# [DATA FOR PROCESSING]

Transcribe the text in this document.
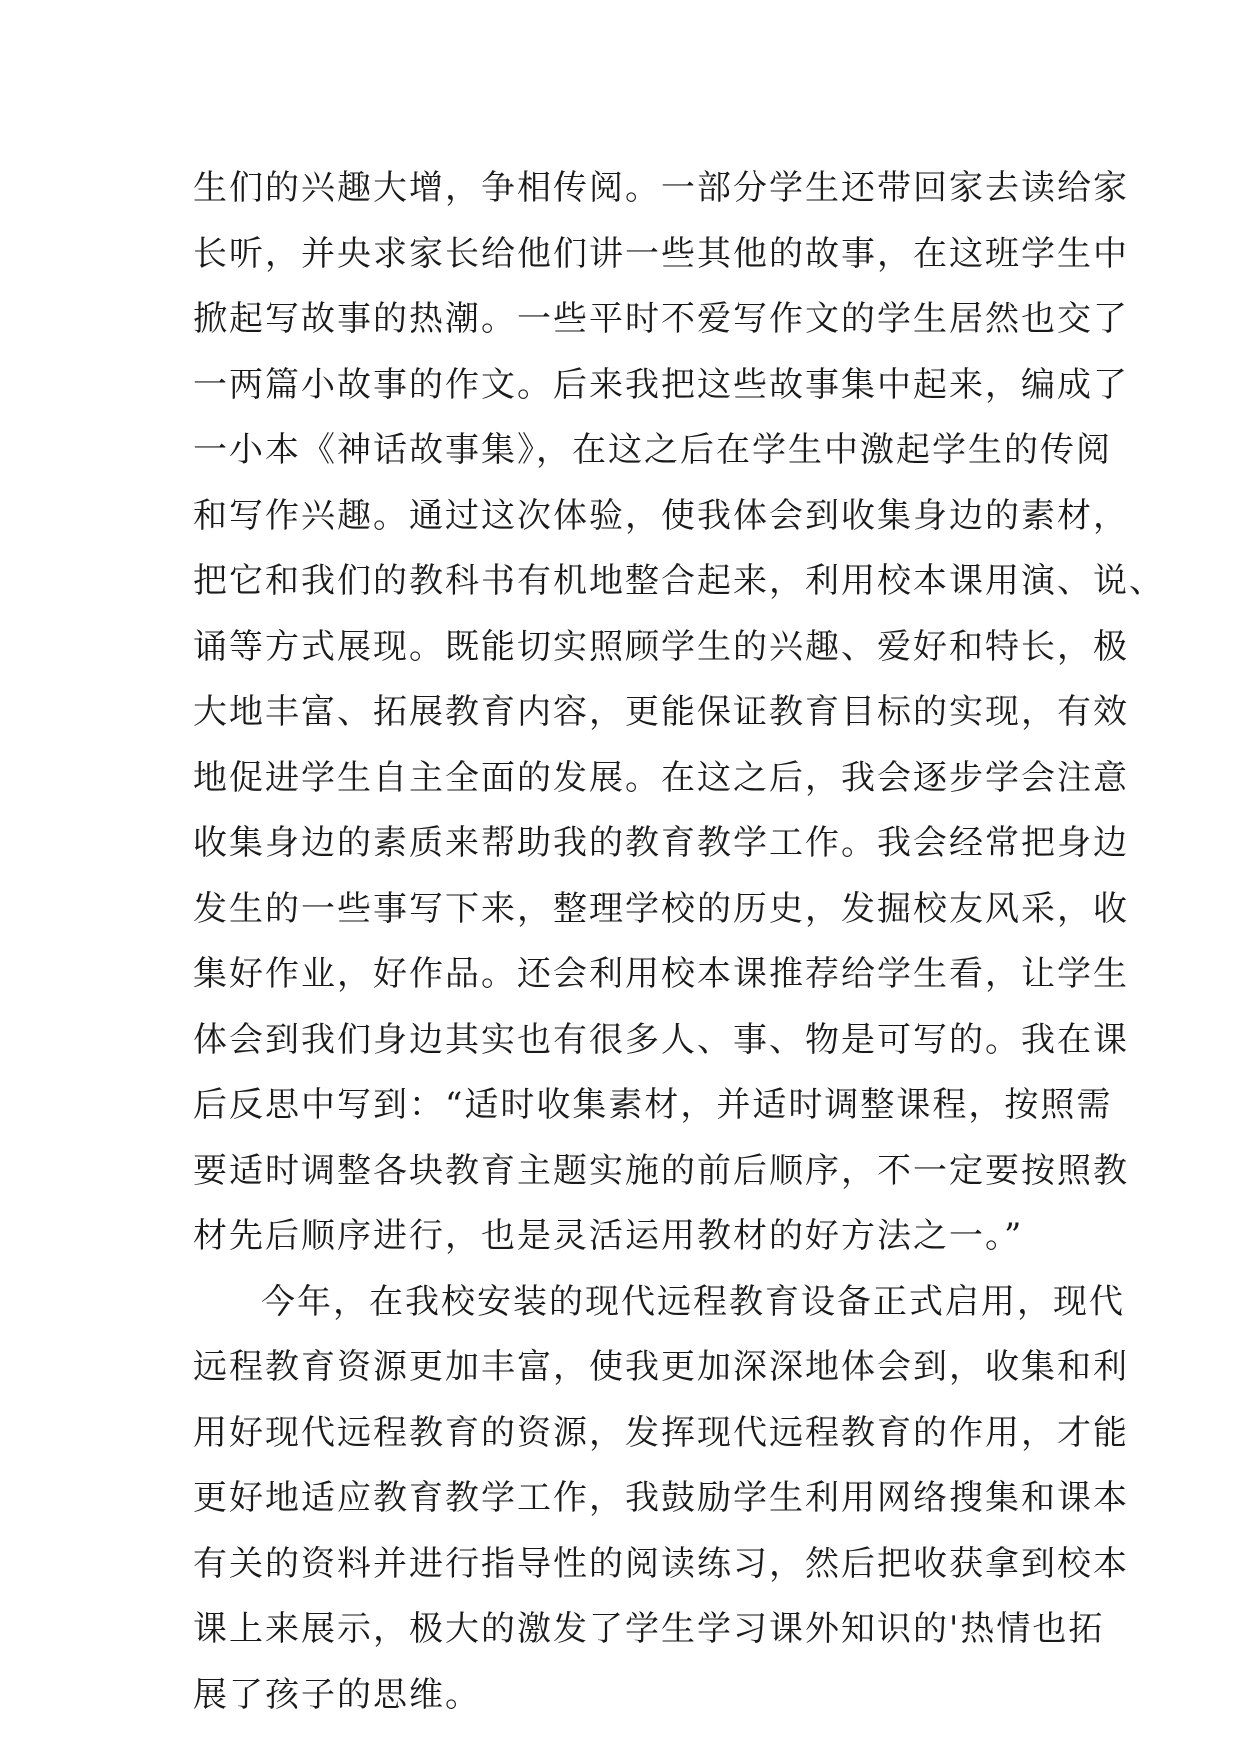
生们的兴趣大增，争相传阅。一部分学生还带回家去读给家
长听，并央求家长给他们讲一些其他的故事，在这班学生中
掀起写故事的热潮。一些平时不爱写作文的学生居然也交了
一两篇小故事的作文。后来我把这些故事集中起来，编成了
一小本《神话故事集》，在这之后在学生中激起学生的传阅
和写作兴趣。通过这次体验，使我体会到收集身边的素材，
把它和我们的教科书有机地整合起来，利用校本课用演、说、
诵等方式展现。既能切实照顾学生的兴趣、爱好和特长，极
大地丰富、拓展教育内容，更能保证教育目标的实现，有效
地促进学生自主全面的发展。在这之后，我会逐步学会注意
收集身边的素质来帮助我的教育教学工作。我会经常把身边
发生的一些事写下来，整理学校的历史，发掘校友风采，收
集好作业，好作品。还会利用校本课推荐给学生看，让学生
体会到我们身边其实也有很多人、事、物是可写的。我在课
后反思中写到：“适时收集素材，并适时调整课程，按照需
要适时调整各块教育主题实施的前后顺序，不一定要按照教
材先后顺序进行，也是灵活运用教材的好方法之一。”
今年，在我校安装的现代远程教育设备正式启用，现代
远程教育资源更加丰富，使我更加深深地体会到，收集和利
用好现代远程教育的资源，发挥现代远程教育的作用，才能
更好地适应教育教学工作，我鼓励学生利用网络搜集和课本
有关的资料并进行指导性的阅读练习，然后把收获拿到校本
课上来展示，极大的激发了学生学习课外知识的'热情也拓
展了孩子的思维。
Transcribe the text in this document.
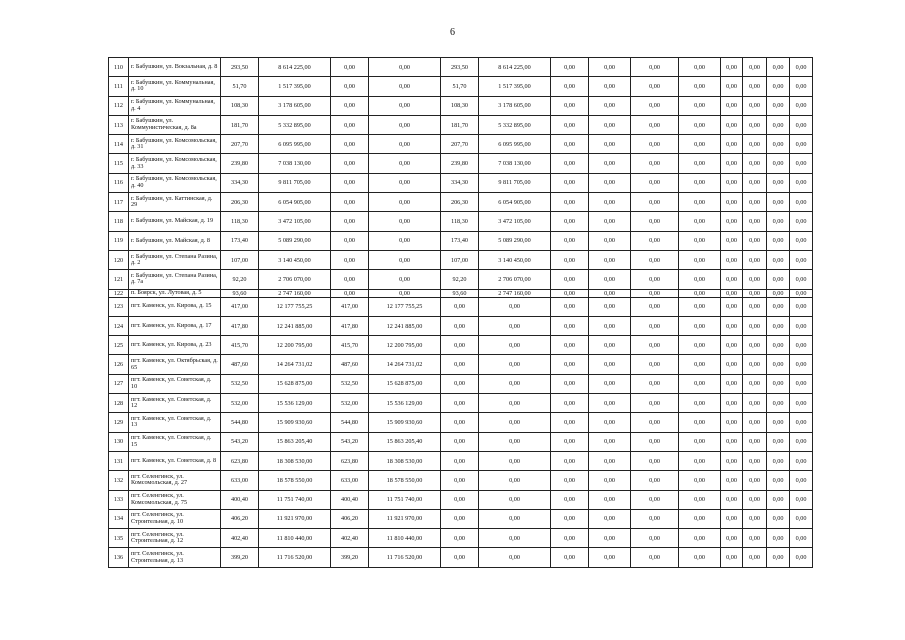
6
110	г. Бабушкин, ул. Вокзальная, д. 8	293,50	8 614 225,00	0,00	0,00	293,50	8 614 225,00	0,00	0,00	0,00	0,00	0,00	0,00	0,00	0,00
111	г. Бабушкин, ул. Коммунальная, д. 10	51,70	1 517 395,00	0,00	0,00	51,70	1 517 395,00	0,00	0,00	0,00	0,00	0,00	0,00	0,00	0,00
112	г. Бабушкин, ул. Коммунальная, д. 4	108,30	3 178 605,00	0,00	0,00	108,30	3 178 605,00	0,00	0,00	0,00	0,00	0,00	0,00	0,00	0,00
113	г. Бабушкин, ул. Коммунистическая, д. 8а	181,70	5 332 895,00	0,00	0,00	181,70	5 332 895,00	0,00	0,00	0,00	0,00	0,00	0,00	0,00	0,00
114	г. Бабушкин, ул. Комсомольская, д. 31	207,70	6 095 995,00	0,00	0,00	207,70	6 095 995,00	0,00	0,00	0,00	0,00	0,00	0,00	0,00	0,00
115	г. Бабушкин, ул. Комсомольская, д. 33	239,80	7 038 130,00	0,00	0,00	239,80	7 038 130,00	0,00	0,00	0,00	0,00	0,00	0,00	0,00	0,00
116	г. Бабушкин, ул. Комсомольская, д. 40	334,30	9 811 705,00	0,00	0,00	334,30	9 811 705,00	0,00	0,00	0,00	0,00	0,00	0,00	0,00	0,00
117	г. Бабушкин, ул. Каттинская, д. 29	206,30	6 054 905,00	0,00	0,00	206,30	6 054 905,00	0,00	0,00	0,00	0,00	0,00	0,00	0,00	0,00
118	г. Бабушкин, ул. Майская, д. 19	118,30	3 472 105,00	0,00	0,00	118,30	3 472 105,00	0,00	0,00	0,00	0,00	0,00	0,00	0,00	0,00
119	г. Бабушкин, ул. Майская, д. 8	173,40	5 089 290,00	0,00	0,00	173,40	5 089 290,00	0,00	0,00	0,00	0,00	0,00	0,00	0,00	0,00
120	г. Бабушкин, ул. Степана Разина, д. 2	107,00	3 140 450,00	0,00	0,00	107,00	3 140 450,00	0,00	0,00	0,00	0,00	0,00	0,00	0,00	0,00
121	г. Бабушкин, ул. Степана Разина, д. 7а	92,20	2 706 070,00	0,00	0,00	92,20	2 706 070,00	0,00	0,00	0,00	0,00	0,00	0,00	0,00	0,00
122	п. Боярск, ул. Лутовая, д. 5	93,60	2 747 160,00	0,00	0,00	93,60	2 747 160,00	0,00	0,00	0,00	0,00	0,00	0,00	0,00	0,00
123	пгт. Каменск, ул. Кирова, д. 15	417,00	12 177 755,25	417,00	12 177 755,25	0,00	0,00	0,00	0,00	0,00	0,00	0,00	0,00	0,00	0,00
124	пгт. Каменск, ул. Кирова, д. 17	417,80	12 241 885,00	417,80	12 241 885,00	0,00	0,00	0,00	0,00	0,00	0,00	0,00	0,00	0,00	0,00
125	пгт. Каменск, ул. Кирова, д. 23	415,70	12 200 795,00	415,70	12 200 795,00	0,00	0,00	0,00	0,00	0,00	0,00	0,00	0,00	0,00	0,00
126	пгт. Каменск, ул. Октябрьская, д. 65	487,60	14 264 731,02	487,60	14 264 731,02	0,00	0,00	0,00	0,00	0,00	0,00	0,00	0,00	0,00	0,00
127	пгт. Каменск, ул. Советская, д. 10	532,50	15 628 875,00	532,50	15 628 875,00	0,00	0,00	0,00	0,00	0,00	0,00	0,00	0,00	0,00	0,00
128	пгт. Каменск, ул. Советская, д. 12	532,00	15 536 129,00	532,00	15 536 129,00	0,00	0,00	0,00	0,00	0,00	0,00	0,00	0,00	0,00	0,00
129	пгт. Каменск, ул. Советская, д. 13	544,80	15 909 930,60	544,80	15 909 930,60	0,00	0,00	0,00	0,00	0,00	0,00	0,00	0,00	0,00	0,00
130	пгт. Каменск, ул. Советская, д. 15	543,20	15 863 205,40	543,20	15 863 205,40	0,00	0,00	0,00	0,00	0,00	0,00	0,00	0,00	0,00	0,00
131	пгт. Каменск, ул. Советская, д. 8	623,80	18 308 530,00	623,80	18 308 530,00	0,00	0,00	0,00	0,00	0,00	0,00	0,00	0,00	0,00	0,00
132	пгт. Селенгинск, ул. Комсомольская, д. 27	633,00	18 578 550,00	633,00	18 578 550,00	0,00	0,00	0,00	0,00	0,00	0,00	0,00	0,00	0,00	0,00
133	пгт. Селенгинск, ул. Комсомольская, д. 75	400,40	11 751 740,00	400,40	11 751 740,00	0,00	0,00	0,00	0,00	0,00	0,00	0,00	0,00	0,00	0,00
134	пгт. Селенгинск, ул. Строительная, д. 10	406,20	11 921 970,00	406,20	11 921 970,00	0,00	0,00	0,00	0,00	0,00	0,00	0,00	0,00	0,00	0,00
135	пгт. Селенгинск, ул. Строительная, д. 12	402,40	11 810 440,00	402,40	11 810 440,00	0,00	0,00	0,00	0,00	0,00	0,00	0,00	0,00	0,00	0,00
136	пгт. Селенгинск, ул. Строительная, д. 13	399,20	11 716 520,00	399,20	11 716 520,00	0,00	0,00	0,00	0,00	0,00	0,00	0,00	0,00	0,00	0,00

# [REQUIRED TASK]
Leave out the pictures and transcribe the entries above exactly.

# [CORRECT RESPONSE]
Transcribe the text in this document.
生们的兴趣大增，争相传阅。一部分学生还带回家去读给家
长听，并央求家长给他们讲一些其他的故事，在这班学生中
掀起写故事的热潮。一些平时不爱写作文的学生居然也交了
一两篇小故事的作文。后来我把这些故事集中起来，编成了
一小本《神话故事集》，在这之后在学生中激起学生的传阅
和写作兴趣。通过这次体验，使我体会到收集身边的素材，
把它和我们的教科书有机地整合起来，利用校本课用演、说、
诵等方式展现。既能切实照顾学生的兴趣、爱好和特长，极
大地丰富、拓展教育内容，更能保证教育目标的实现，有效
地促进学生自主全面的发展。在这之后，我会逐步学会注意
收集身边的素质来帮助我的教育教学工作。我会经常把身边
发生的一些事写下来，整理学校的历史，发掘校友风采，收
集好作业，好作品。还会利用校本课推荐给学生看，让学生
体会到我们身边其实也有很多人、事、物是可写的。我在课
后反思中写到：“适时收集素材，并适时调整课程，按照需
要适时调整各块教育主题实施的前后顺序，不一定要按照教
材先后顺序进行，也是灵活运用教材的好方法之一。”
今年，在我校安装的现代远程教育设备正式启用，现代
远程教育资源更加丰富，使我更加深深地体会到，收集和利
用好现代远程教育的资源，发挥现代远程教育的作用，才能
更好地适应教育教学工作，我鼓励学生利用网络搜集和课本
有关的资料并进行指导性的阅读练习，然后把收获拿到校本
课上来展示，极大的激发了学生学习课外知识的'热情也拓
展了孩子的思维。
Transcribe the text in this document.
6
110	г. Бабушкин, ул. Вокзальная, д. 8	293,50	8 614 225,00	0,00	0,00	293,50	8 614 225,00	0,00	0,00	0,00	0,00	0,00	0,00	0,00	0,00
111	г. Бабушкин, ул. Коммунальная, д. 10	51,70	1 517 395,00	0,00	0,00	51,70	1 517 395,00	0,00	0,00	0,00	0,00	0,00	0,00	0,00	0,00
112	г. Бабушкин, ул. Коммунальная, д. 4	108,30	3 178 605,00	0,00	0,00	108,30	3 178 605,00	0,00	0,00	0,00	0,00	0,00	0,00	0,00	0,00
113	г. Бабушкин, ул. Коммунистическая, д. 8а	181,70	5 332 895,00	0,00	0,00	181,70	5 332 895,00	0,00	0,00	0,00	0,00	0,00	0,00	0,00	0,00
114	г. Бабушкин, ул. Комсомольская, д. 31	207,70	6 095 995,00	0,00	0,00	207,70	6 095 995,00	0,00	0,00	0,00	0,00	0,00	0,00	0,00	0,00
115	г. Бабушкин, ул. Комсомольская, д. 33	239,80	7 038 130,00	0,00	0,00	239,80	7 038 130,00	0,00	0,00	0,00	0,00	0,00	0,00	0,00	0,00
116	г. Бабушкин, ул. Комсомольская, д. 40	334,30	9 811 705,00	0,00	0,00	334,30	9 811 705,00	0,00	0,00	0,00	0,00	0,00	0,00	0,00	0,00
117	г. Бабушкин, ул. Каттинская, д. 29	206,30	6 054 905,00	0,00	0,00	206,30	6 054 905,00	0,00	0,00	0,00	0,00	0,00	0,00	0,00	0,00
118	г. Бабушкин, ул. Майская, д. 19	118,30	3 472 105,00	0,00	0,00	118,30	3 472 105,00	0,00	0,00	0,00	0,00	0,00	0,00	0,00	0,00
119	г. Бабушкин, ул. Майская, д. 8	173,40	5 089 290,00	0,00	0,00	173,40	5 089 290,00	0,00	0,00	0,00	0,00	0,00	0,00	0,00	0,00
120	г. Бабушкин, ул. Степана Разина, д. 2	107,00	3 140 450,00	0,00	0,00	107,00	3 140 450,00	0,00	0,00	0,00	0,00	0,00	0,00	0,00	0,00
121	г. Бабушкин, ул. Степана Разина, д. 7а	92,20	2 706 070,00	0,00	0,00	92,20	2 706 070,00	0,00	0,00	0,00	0,00	0,00	0,00	0,00	0,00
122	п. Боярск, ул. Лутовая, д. 5	93,60	2 747 160,00	0,00	0,00	93,60	2 747 160,00	0,00	0,00	0,00	0,00	0,00	0,00	0,00	0,00
123	пгт. Каменск, ул. Кирова, д. 15	417,00	12 177 755,25	417,00	12 177 755,25	0,00	0,00	0,00	0,00	0,00	0,00	0,00	0,00	0,00	0,00
124	пгт. Каменск, ул. Кирова, д. 17	417,80	12 241 885,00	417,80	12 241 885,00	0,00	0,00	0,00	0,00	0,00	0,00	0,00	0,00	0,00	0,00
125	пгт. Каменск, ул. Кирова, д. 23	415,70	12 200 795,00	415,70	12 200 795,00	0,00	0,00	0,00	0,00	0,00	0,00	0,00	0,00	0,00	0,00
126	пгт. Каменск, ул. Октябрьская, д. 65	487,60	14 264 731,02	487,60	14 264 731,02	0,00	0,00	0,00	0,00	0,00	0,00	0,00	0,00	0,00	0,00
127	пгт. Каменск, ул. Советская, д. 10	532,50	15 628 875,00	532,50	15 628 875,00	0,00	0,00	0,00	0,00	0,00	0,00	0,00	0,00	0,00	0,00
128	пгт. Каменск, ул. Советская, д. 12	532,00	15 536 129,00	532,00	15 536 129,00	0,00	0,00	0,00	0,00	0,00	0,00	0,00	0,00	0,00	0,00
129	пгт. Каменск, ул. Советская, д. 13	544,80	15 909 930,60	544,80	15 909 930,60	0,00	0,00	0,00	0,00	0,00	0,00	0,00	0,00	0,00	0,00
130	пгт. Каменск, ул. Советская, д. 15	543,20	15 863 205,40	543,20	15 863 205,40	0,00	0,00	0,00	0,00	0,00	0,00	0,00	0,00	0,00	0,00
131	пгт. Каменск, ул. Советская, д. 8	623,80	18 308 530,00	623,80	18 308 530,00	0,00	0,00	0,00	0,00	0,00	0,00	0,00	0,00	0,00	0,00
132	пгт. Селенгинск, ул. Комсомольская, д. 27	633,00	18 578 550,00	633,00	18 578 550,00	0,00	0,00	0,00	0,00	0,00	0,00	0,00	0,00	0,00	0,00
133	пгт. Селенгинск, ул. Комсомольская, д. 75	400,40	11 751 740,00	400,40	11 751 740,00	0,00	0,00	0,00	0,00	0,00	0,00	0,00	0,00	0,00	0,00
134	пгт. Селенгинск, ул. Строительная, д. 10	406,20	11 921 970,00	406,20	11 921 970,00	0,00	0,00	0,00	0,00	0,00	0,00	0,00	0,00	0,00	0,00
135	пгт. Селенгинск, ул. Строительная, д. 12	402,40	11 810 440,00	402,40	11 810 440,00	0,00	0,00	0,00	0,00	0,00	0,00	0,00	0,00	0,00	0,00
136	пгт. Селенгинск, ул. Строительная, д. 13	399,20	11 716 520,00	399,20	11 716 520,00	0,00	0,00	0,00	0,00	0,00	0,00	0,00	0,00	0,00	0,00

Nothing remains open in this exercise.